### Task
Pick out every line that holds the string "button" and copy it.

━━━ Input rows ━━━

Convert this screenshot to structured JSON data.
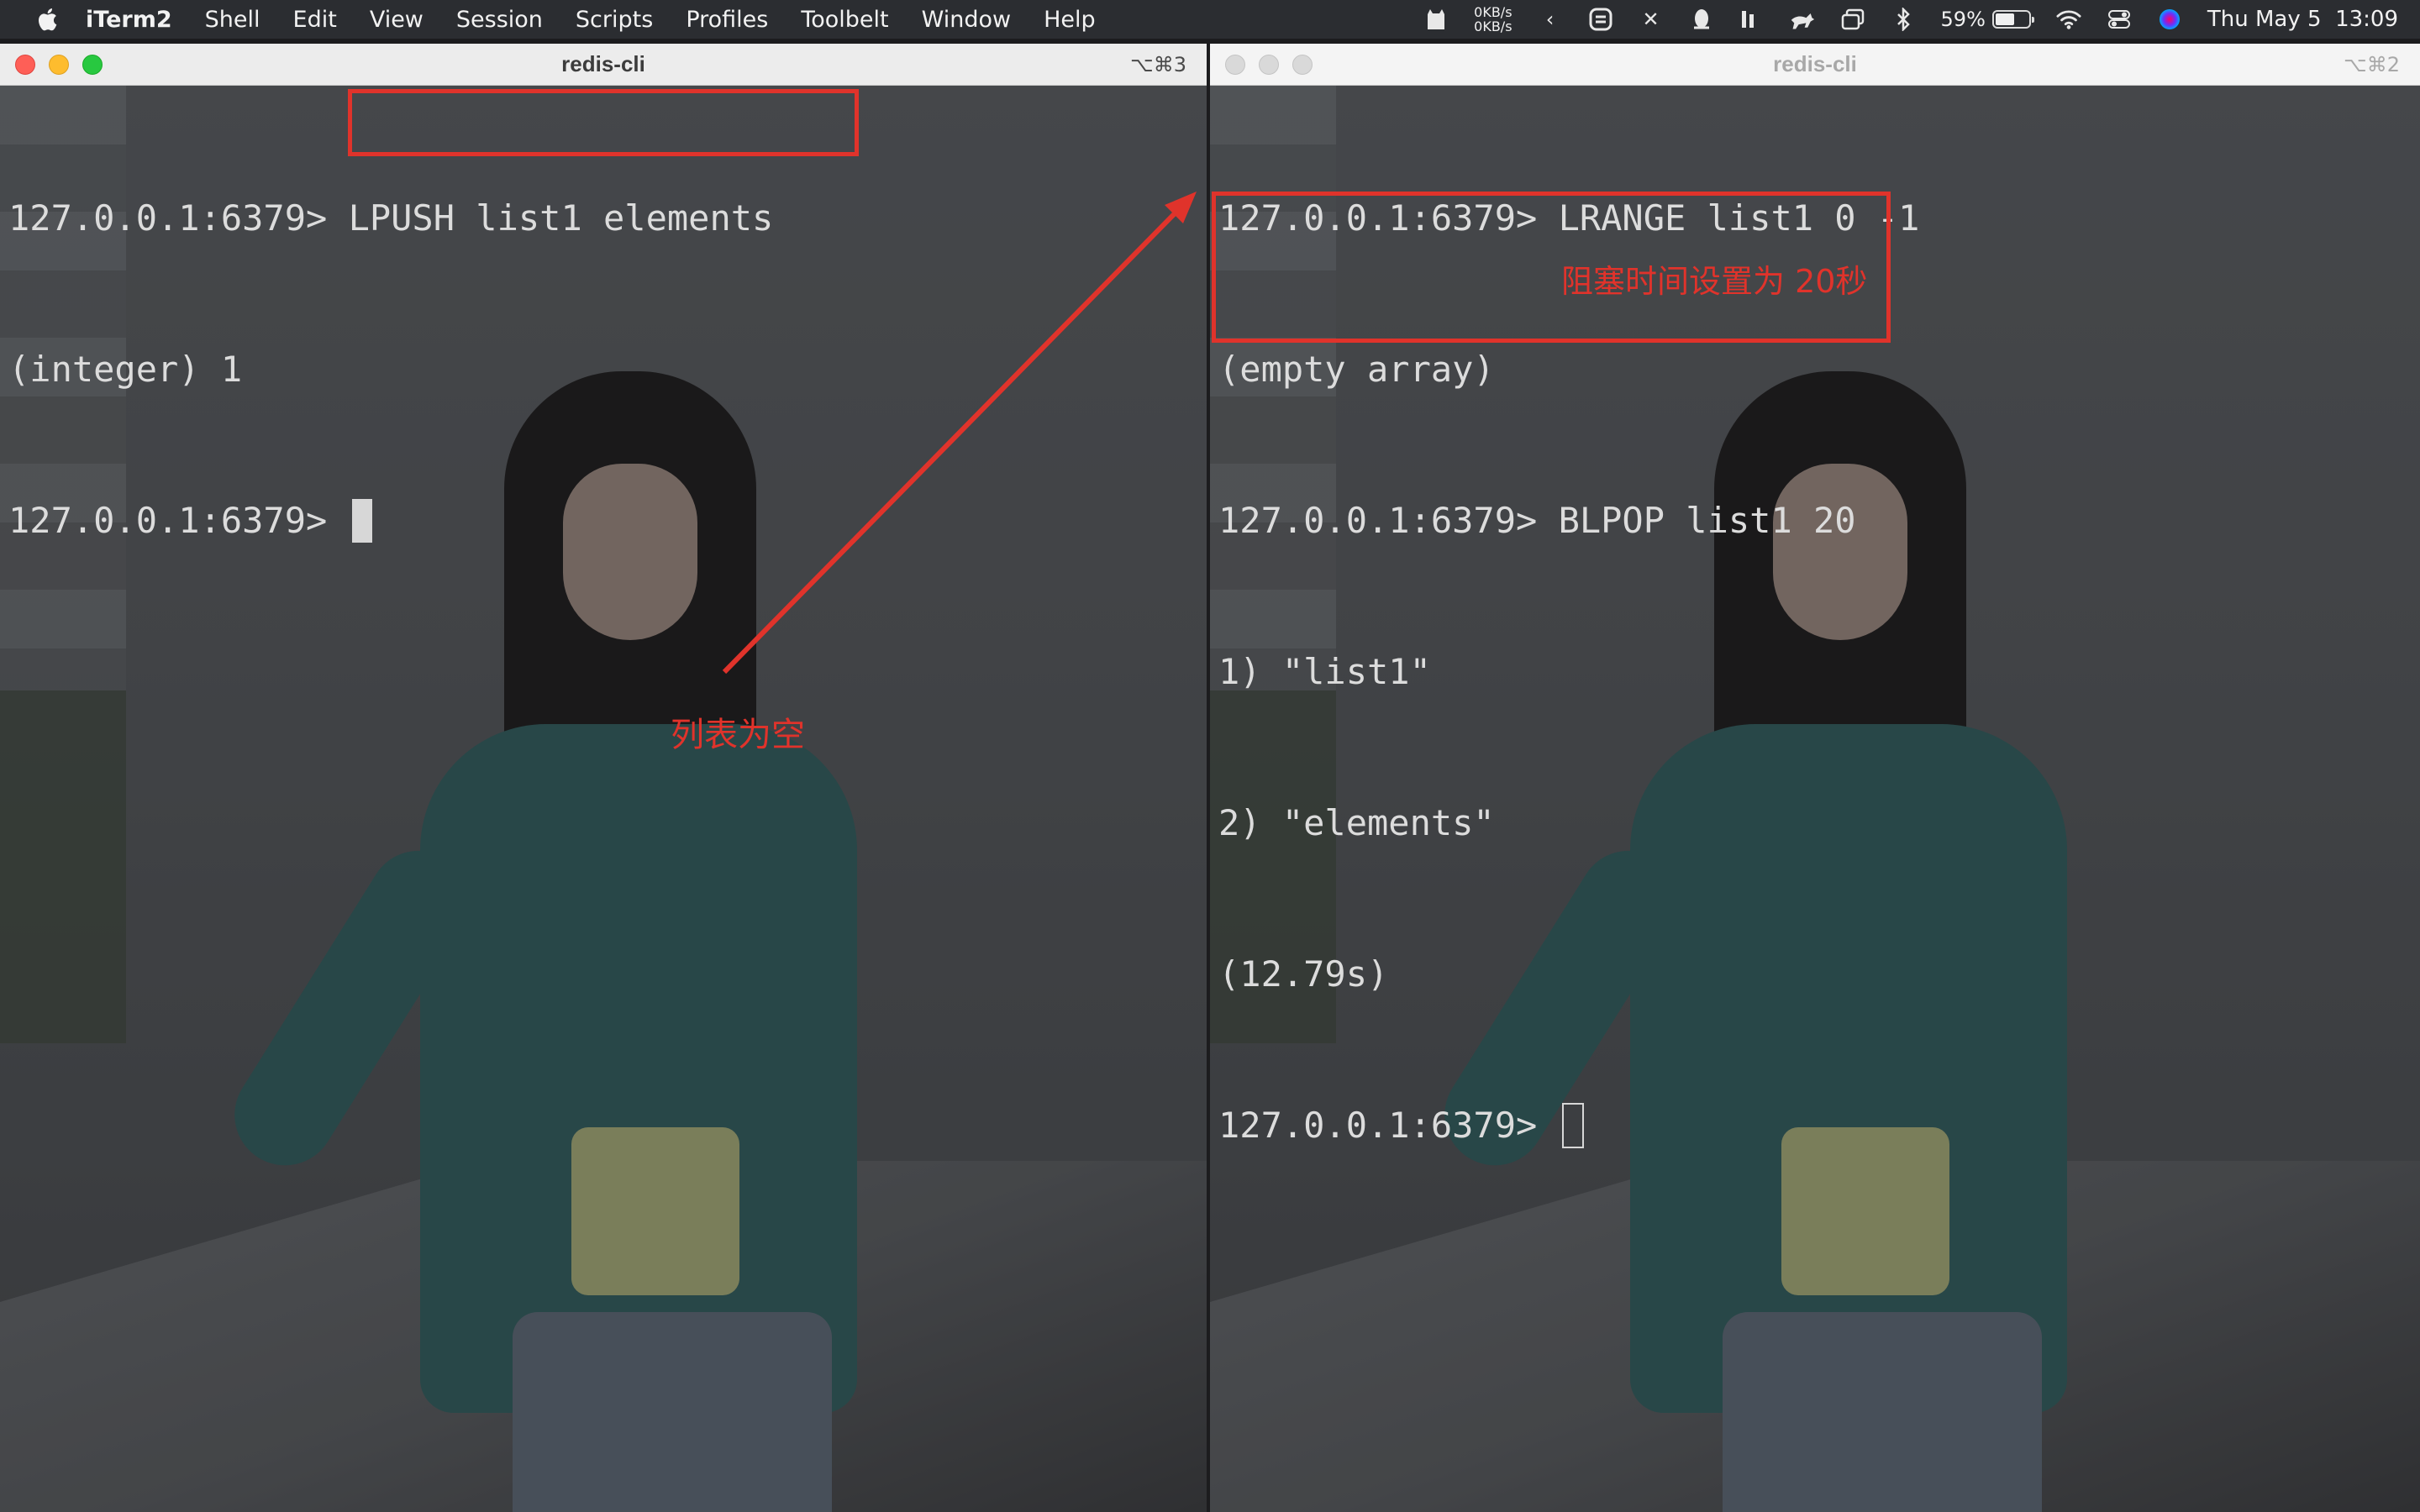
{
  "menubar": {
    "app": "iTerm2",
    "items": [
      "Shell",
      "Edit",
      "View",
      "Session",
      "Scripts",
      "Profiles",
      "Toolbelt",
      "Window",
      "Help"
    ],
    "net_up": "0KB/s",
    "net_down": "0KB/s",
    "battery_percent": "59%",
    "battery_level": 0.59,
    "datetime": "Thu May 5  13:09"
  },
  "windows": {
    "left": {
      "title": "redis-cli",
      "shortcut": "⌥⌘3",
      "lines": [
        {
          "prompt": "127.0.0.1:6379> ",
          "text": "LPUSH list1 elements"
        },
        {
          "prompt": "",
          "text": "(integer) 1"
        },
        {
          "prompt": "127.0.0.1:6379> ",
          "text": ""
        }
      ]
    },
    "right": {
      "title": "redis-cli",
      "shortcut": "⌥⌘2",
      "lines": [
        {
          "prompt": "127.0.0.1:6379> ",
          "text": "LRANGE list1 0 -1"
        },
        {
          "prompt": "",
          "text": "(empty array)"
        },
        {
          "prompt": "127.0.0.1:6379> ",
          "text": "BLPOP list1 20"
        },
        {
          "prompt": "",
          "text": "1) \"list1\""
        },
        {
          "prompt": "",
          "text": "2) \"elements\""
        },
        {
          "prompt": "",
          "text": "(12.79s)"
        },
        {
          "prompt": "127.0.0.1:6379> ",
          "text": ""
        }
      ]
    }
  },
  "annotations": {
    "empty_list": "列表为空",
    "block_time": "阻塞时间设置为 20秒",
    "color": "#e0332b"
  }
}
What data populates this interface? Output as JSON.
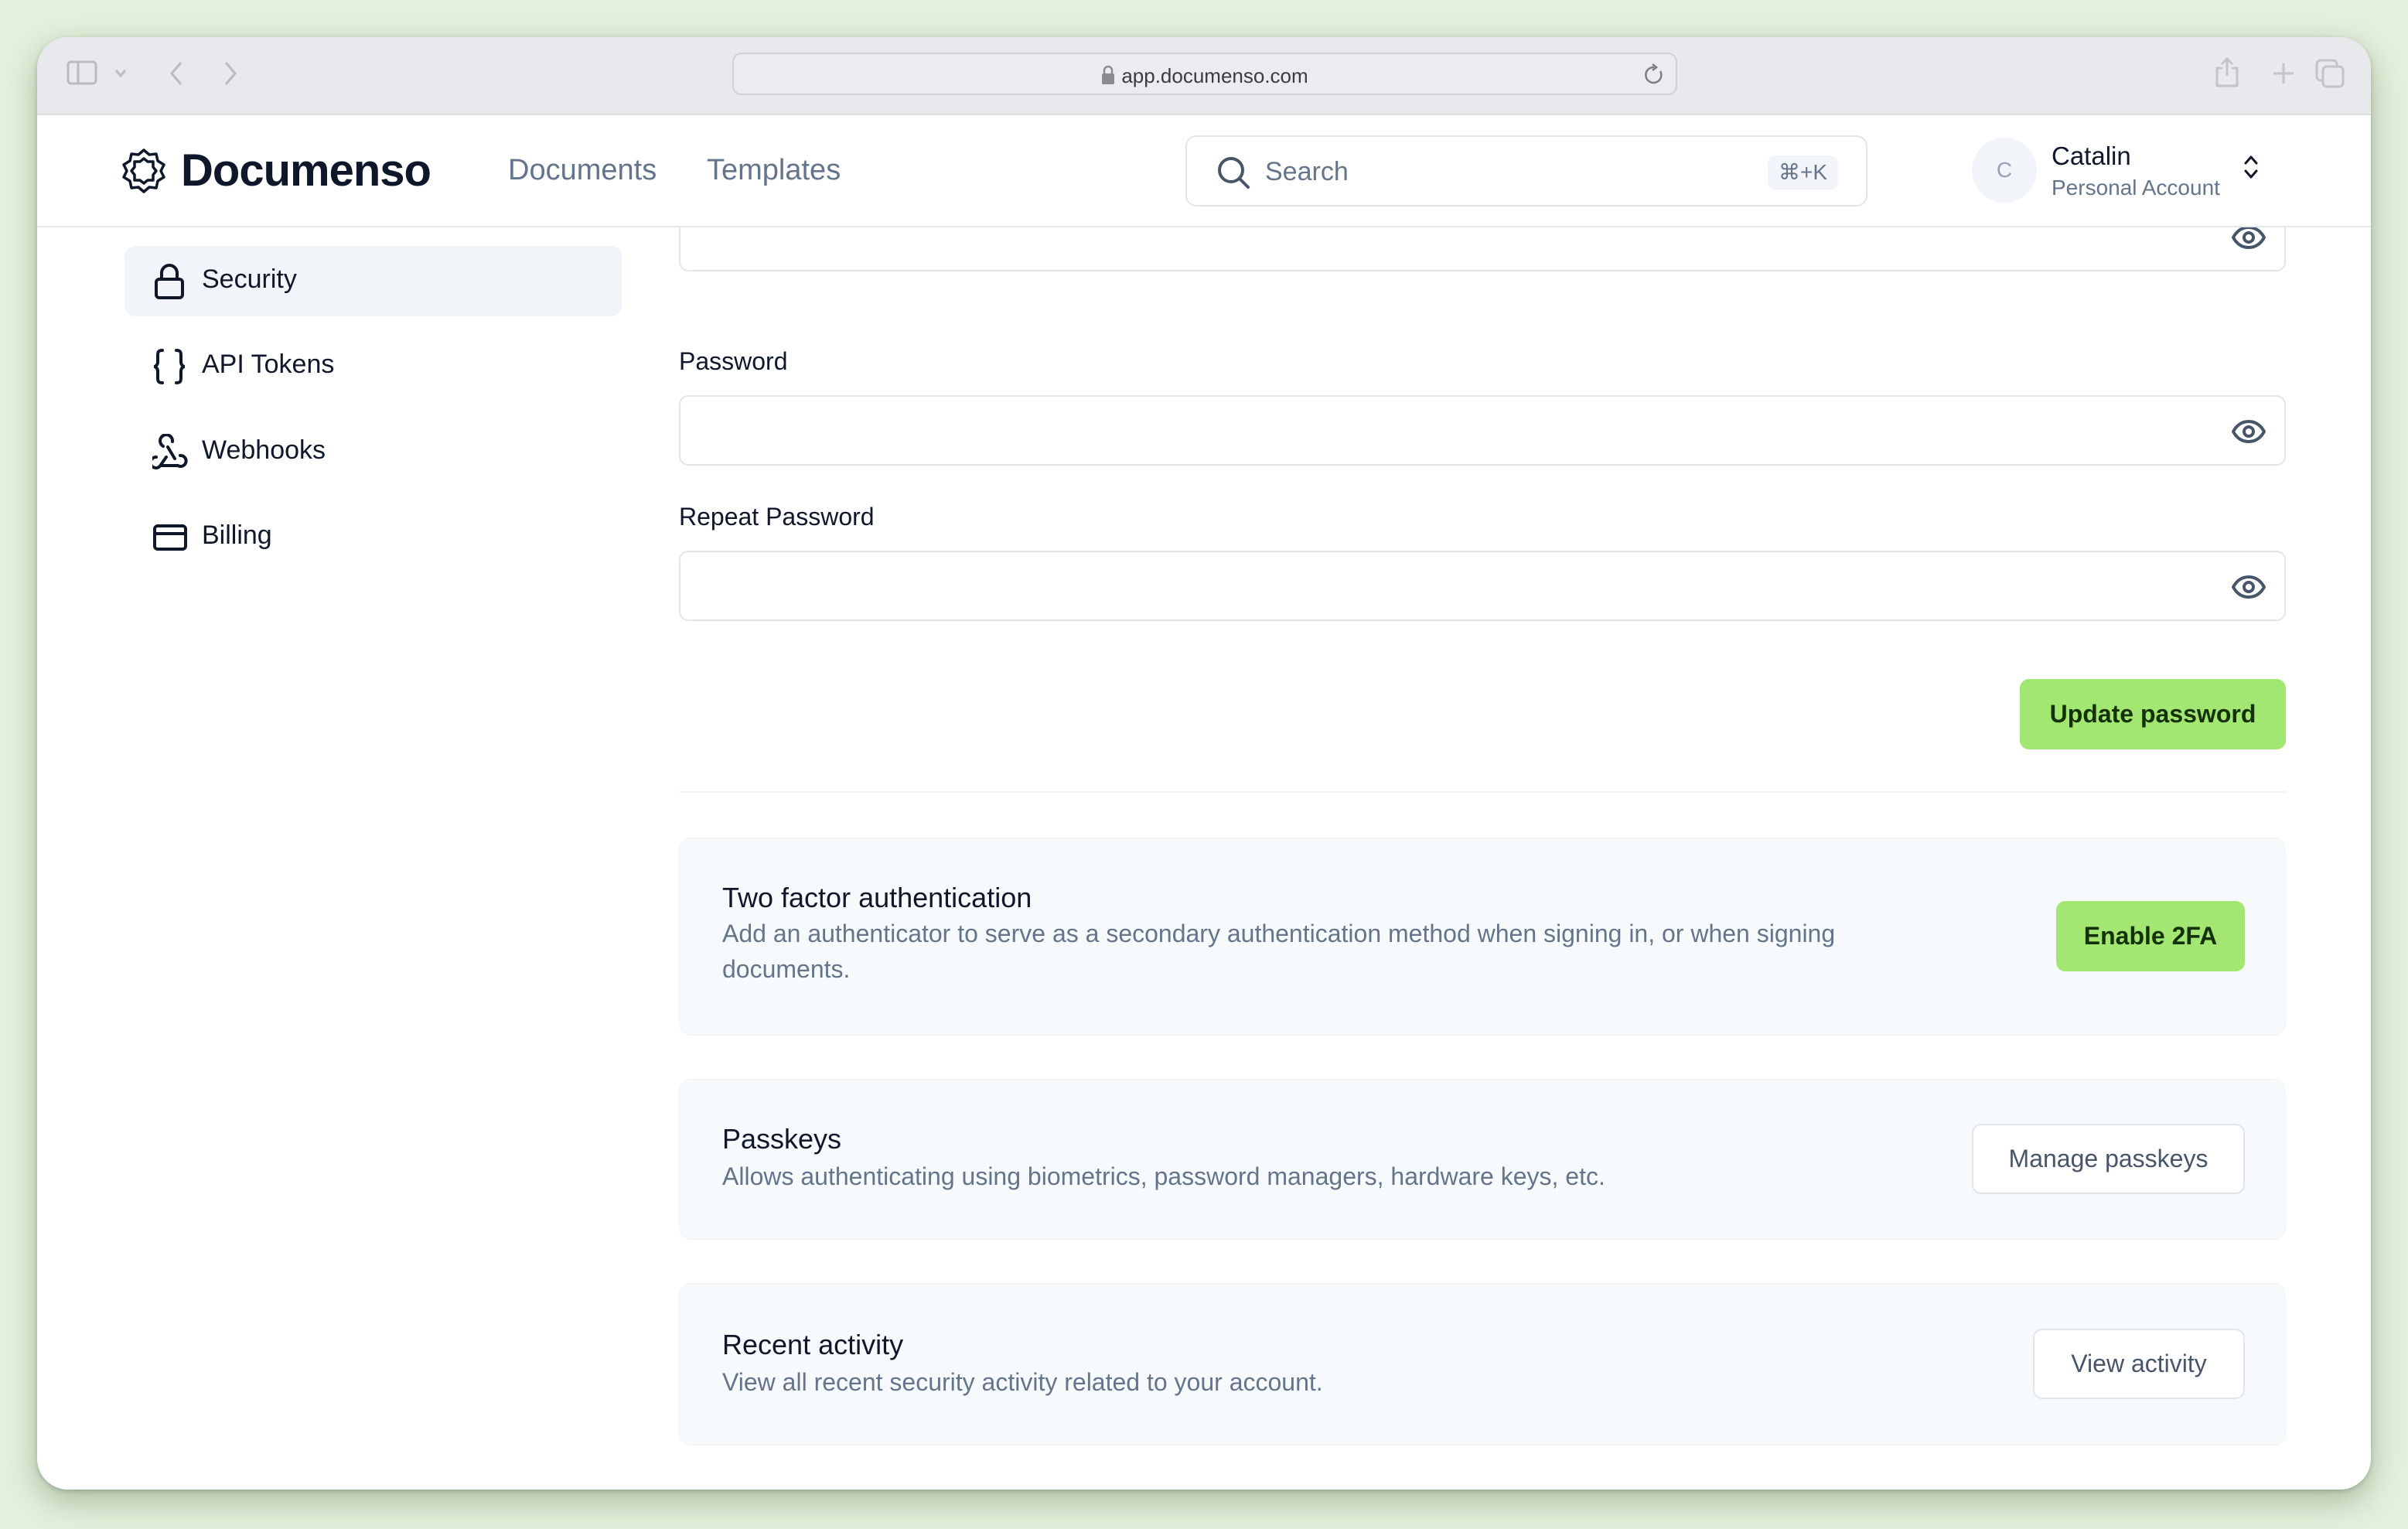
{
  "browser": {
    "url": "app.documenso.com"
  },
  "header": {
    "brand": "Documenso",
    "nav": [
      {
        "label": "Documents"
      },
      {
        "label": "Templates"
      }
    ],
    "search": {
      "placeholder": "Search",
      "shortcut": "⌘+K"
    },
    "user": {
      "initial": "C",
      "name": "Catalin",
      "account_type": "Personal Account"
    }
  },
  "sidebar": {
    "items": [
      {
        "label": "Security",
        "icon": "lock-icon",
        "active": true
      },
      {
        "label": "API Tokens",
        "icon": "braces-icon",
        "active": false
      },
      {
        "label": "Webhooks",
        "icon": "webhook-icon",
        "active": false
      },
      {
        "label": "Billing",
        "icon": "credit-card-icon",
        "active": false
      }
    ]
  },
  "password_form": {
    "current_password_value": "",
    "password_label": "Password",
    "password_value": "",
    "repeat_password_label": "Repeat Password",
    "repeat_password_value": "",
    "submit_label": "Update password"
  },
  "sections": {
    "two_factor": {
      "title": "Two factor authentication",
      "description": "Add an authenticator to serve as a secondary authentication method when signing in, or when signing documents.",
      "button": "Enable 2FA"
    },
    "passkeys": {
      "title": "Passkeys",
      "description": "Allows authenticating using biometrics, password managers, hardware keys, etc.",
      "button": "Manage passkeys"
    },
    "recent_activity": {
      "title": "Recent activity",
      "description": "View all recent security activity related to your account.",
      "button": "View activity"
    }
  },
  "colors": {
    "primary": "#a2e771",
    "primary_text": "#143109",
    "background": "#e3f0dc"
  }
}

━━━

### Solution for this problem
      "button": "Enable 2FA"
      "button": "Manage passkeys"
      "button": "View activity"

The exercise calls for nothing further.